Work required:
Word for word, set down the records and skip each picture.

**** Entries

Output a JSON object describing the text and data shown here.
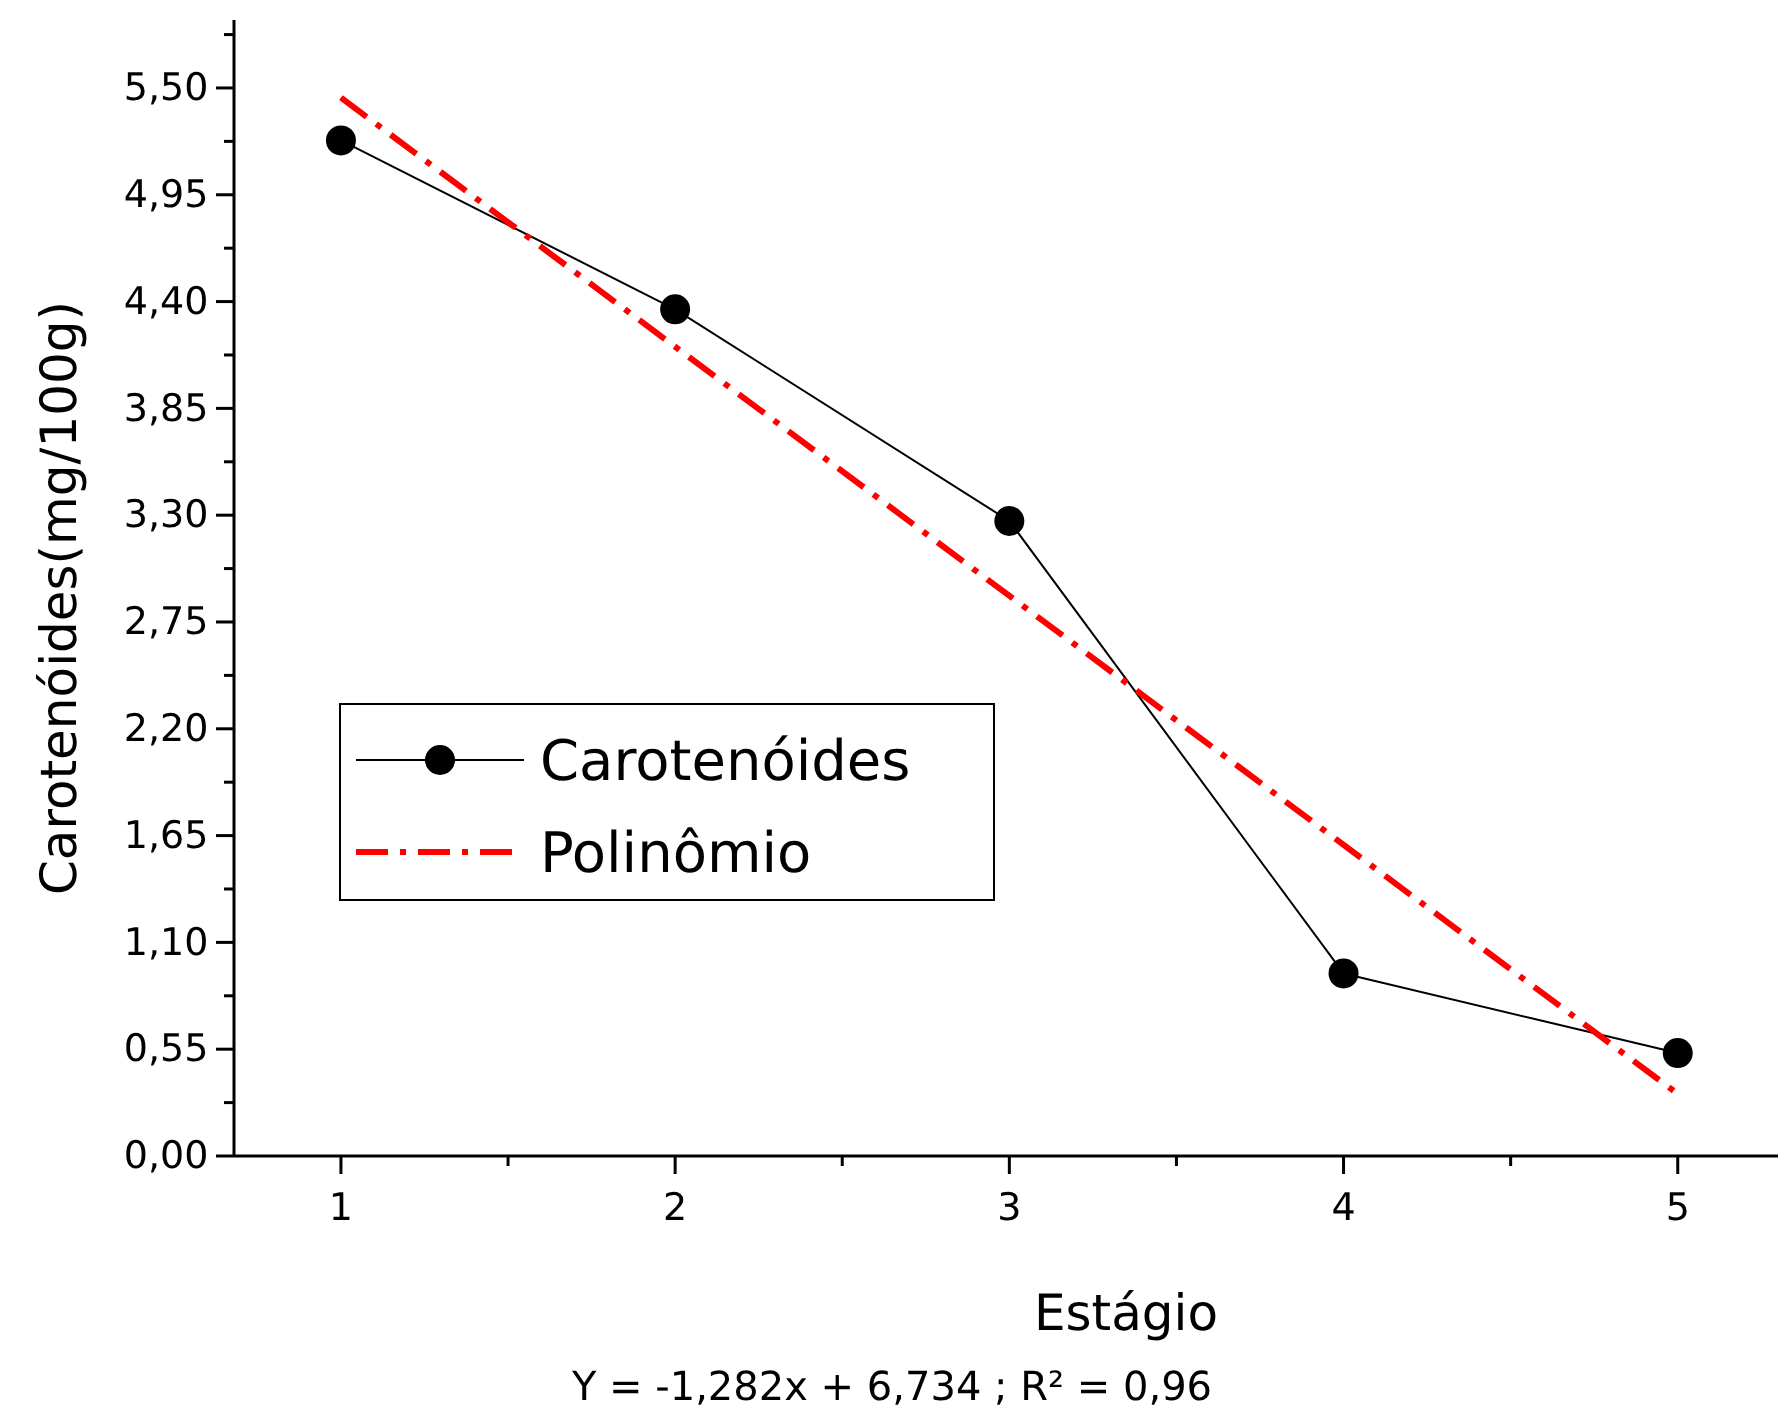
{
  "chart_data": {
    "type": "line",
    "xlabel": "Estágio",
    "ylabel": "Carotenóides(mg/100g)",
    "x": [
      1,
      2,
      3,
      4,
      5
    ],
    "series": [
      {
        "name": "Carotenóides",
        "color": "#000000",
        "values": [
          5.23,
          4.36,
          3.27,
          0.94,
          0.53
        ],
        "marker": "circle",
        "line_style": "solid"
      },
      {
        "name": "Polinômio",
        "color": "#ff0000",
        "x": [
          1,
          5
        ],
        "values": [
          5.45,
          0.32
        ],
        "marker": "none",
        "line_style": "dashed"
      }
    ],
    "xlim": [
      0.68,
      5.3
    ],
    "ylim": [
      0,
      5.85
    ],
    "xticks": [
      1,
      {
        "value": 1.5,
        "label": null
      },
      2,
      {
        "value": 2.5,
        "label": null
      },
      3,
      {
        "value": 3.5,
        "label": null
      },
      4,
      {
        "value": 4.5,
        "label": null
      },
      5
    ],
    "yticks": [
      {
        "value": 0,
        "label": "0,00"
      },
      {
        "value": 0.275,
        "label": null
      },
      {
        "value": 0.55,
        "label": "0,55"
      },
      {
        "value": 0.825,
        "label": null
      },
      {
        "value": 1.1,
        "label": "1,10"
      },
      {
        "value": 1.375,
        "label": null
      },
      {
        "value": 1.65,
        "label": "1,65"
      },
      {
        "value": 1.925,
        "label": null
      },
      {
        "value": 2.2,
        "label": "2,20"
      },
      {
        "value": 2.475,
        "label": null
      },
      {
        "value": 2.75,
        "label": "2,75"
      },
      {
        "value": 3.025,
        "label": null
      },
      {
        "value": 3.3,
        "label": "3,30"
      },
      {
        "value": 3.575,
        "label": null
      },
      {
        "value": 3.85,
        "label": "3,85"
      },
      {
        "value": 4.125,
        "label": null
      },
      {
        "value": 4.4,
        "label": "4,40"
      },
      {
        "value": 4.675,
        "label": null
      },
      {
        "value": 4.95,
        "label": "4,95"
      },
      {
        "value": 5.225,
        "label": null
      },
      {
        "value": 5.5,
        "label": "5,50"
      },
      {
        "value": 5.775,
        "label": null
      }
    ],
    "grid": false,
    "legend": "left",
    "annotations": [
      "Y =  -1,282x + 6,734 ; R² = 0,96"
    ]
  }
}
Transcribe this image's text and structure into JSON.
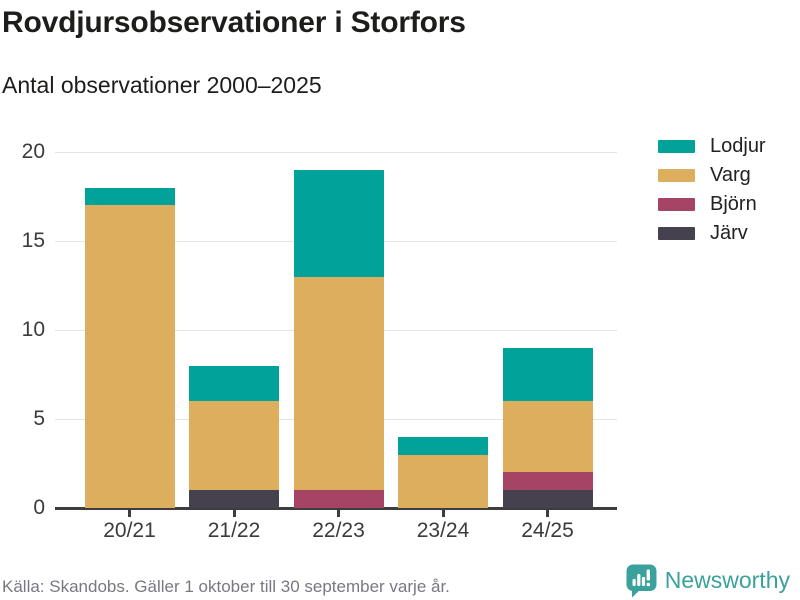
{
  "header": {
    "title": "Rovdjursobservationer i Storfors",
    "subtitle": "Antal observationer 2000–2025"
  },
  "chart_data": {
    "type": "bar",
    "stacked": true,
    "title": "Rovdjursobservationer i Storfors",
    "subtitle": "Antal observationer 2000–2025",
    "categories": [
      "20/21",
      "21/22",
      "22/23",
      "23/24",
      "24/25"
    ],
    "series": [
      {
        "name": "Lodjur",
        "color": "#00a29a",
        "values": [
          1,
          2,
          6,
          1,
          3
        ]
      },
      {
        "name": "Varg",
        "color": "#dcae5e",
        "values": [
          17,
          5,
          12,
          3,
          4
        ]
      },
      {
        "name": "Björn",
        "color": "#a64465",
        "values": [
          0,
          0,
          1,
          0,
          1
        ]
      },
      {
        "name": "Järv",
        "color": "#45414e",
        "values": [
          0,
          1,
          0,
          0,
          1
        ]
      }
    ],
    "stack_order_bottom_to_top": [
      "Järv",
      "Björn",
      "Varg",
      "Lodjur"
    ],
    "totals": [
      18,
      8,
      19,
      4,
      9
    ],
    "xlabel": "",
    "ylabel": "",
    "ylim": [
      0,
      20
    ],
    "yticks": [
      0,
      5,
      10,
      15,
      20
    ],
    "grid": true,
    "legend_position": "right"
  },
  "footer": {
    "source": "Källa: Skandobs. Gäller 1 oktober till 30 september varje år.",
    "brand": "Newsworthy"
  },
  "colors": {
    "axis": "#3d3d3d",
    "grid": "#e4e4e4",
    "brand_teal": "#3ba19c",
    "text_dark": "#1d1d1b",
    "text_muted": "#787882"
  }
}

********

Answer below:
Output a JSON object describing the text and data shown here.
{
  "chart_data": {
    "type": "line",
    "xlabel": "Estágio",
    "ylabel": "Carotenóides(mg/100g)",
    "x": [
      1,
      2,
      3,
      4,
      5
    ],
    "series": [
      {
        "name": "Carotenóides",
        "color": "#000000",
        "values": [
          5.23,
          4.36,
          3.27,
          0.94,
          0.53
        ],
        "marker": "circle",
        "line_style": "solid"
      },
      {
        "name": "Polinômio",
        "color": "#ff0000",
        "x": [
          1,
          5
        ],
        "values": [
          5.45,
          0.32
        ],
        "marker": "none",
        "line_style": "dashed"
      }
    ],
    "xlim": [
      0.68,
      5.3
    ],
    "ylim": [
      0,
      5.85
    ],
    "xticks": [
      1,
      {
        "value": 1.5,
        "label": null
      },
      2,
      {
        "value": 2.5,
        "label": null
      },
      3,
      {
        "value": 3.5,
        "label": null
      },
      4,
      {
        "value": 4.5,
        "label": null
      },
      5
    ],
    "yticks": [
      {
        "value": 0,
        "label": "0,00"
      },
      {
        "value": 0.275,
        "label": null
      },
      {
        "value": 0.55,
        "label": "0,55"
      },
      {
        "value": 0.825,
        "label": null
      },
      {
        "value": 1.1,
        "label": "1,10"
      },
      {
        "value": 1.375,
        "label": null
      },
      {
        "value": 1.65,
        "label": "1,65"
      },
      {
        "value": 1.925,
        "label": null
      },
      {
        "value": 2.2,
        "label": "2,20"
      },
      {
        "value": 2.475,
        "label": null
      },
      {
        "value": 2.75,
        "label": "2,75"
      },
      {
        "value": 3.025,
        "label": null
      },
      {
        "value": 3.3,
        "label": "3,30"
      },
      {
        "value": 3.575,
        "label": null
      },
      {
        "value": 3.85,
        "label": "3,85"
      },
      {
        "value": 4.125,
        "label": null
      },
      {
        "value": 4.4,
        "label": "4,40"
      },
      {
        "value": 4.675,
        "label": null
      },
      {
        "value": 4.95,
        "label": "4,95"
      },
      {
        "value": 5.225,
        "label": null
      },
      {
        "value": 5.5,
        "label": "5,50"
      },
      {
        "value": 5.775,
        "label": null
      }
    ],
    "grid": false,
    "legend": "left",
    "annotations": [
      "Y =  -1,282x + 6,734 ; R² = 0,96"
    ]
  }
}
Transcribe this image's text and structure into JSON.
{
  "header": {
    "title": "Rovdjursobservationer i Storfors",
    "subtitle": "Antal observationer 2000–2025"
  },
  "chart_data": {
    "type": "bar",
    "stacked": true,
    "title": "Rovdjursobservationer i Storfors",
    "subtitle": "Antal observationer 2000–2025",
    "categories": [
      "20/21",
      "21/22",
      "22/23",
      "23/24",
      "24/25"
    ],
    "series": [
      {
        "name": "Lodjur",
        "color": "#00a29a",
        "values": [
          1,
          2,
          6,
          1,
          3
        ]
      },
      {
        "name": "Varg",
        "color": "#dcae5e",
        "values": [
          17,
          5,
          12,
          3,
          4
        ]
      },
      {
        "name": "Björn",
        "color": "#a64465",
        "values": [
          0,
          0,
          1,
          0,
          1
        ]
      },
      {
        "name": "Järv",
        "color": "#45414e",
        "values": [
          0,
          1,
          0,
          0,
          1
        ]
      }
    ],
    "stack_order_bottom_to_top": [
      "Järv",
      "Björn",
      "Varg",
      "Lodjur"
    ],
    "totals": [
      18,
      8,
      19,
      4,
      9
    ],
    "xlabel": "",
    "ylabel": "",
    "ylim": [
      0,
      20
    ],
    "yticks": [
      0,
      5,
      10,
      15,
      20
    ],
    "grid": true,
    "legend_position": "right"
  },
  "footer": {
    "source": "Källa: Skandobs. Gäller 1 oktober till 30 september varje år.",
    "brand": "Newsworthy"
  },
  "colors": {
    "axis": "#3d3d3d",
    "grid": "#e4e4e4",
    "brand_teal": "#3ba19c",
    "text_dark": "#1d1d1b",
    "text_muted": "#787882"
  }
}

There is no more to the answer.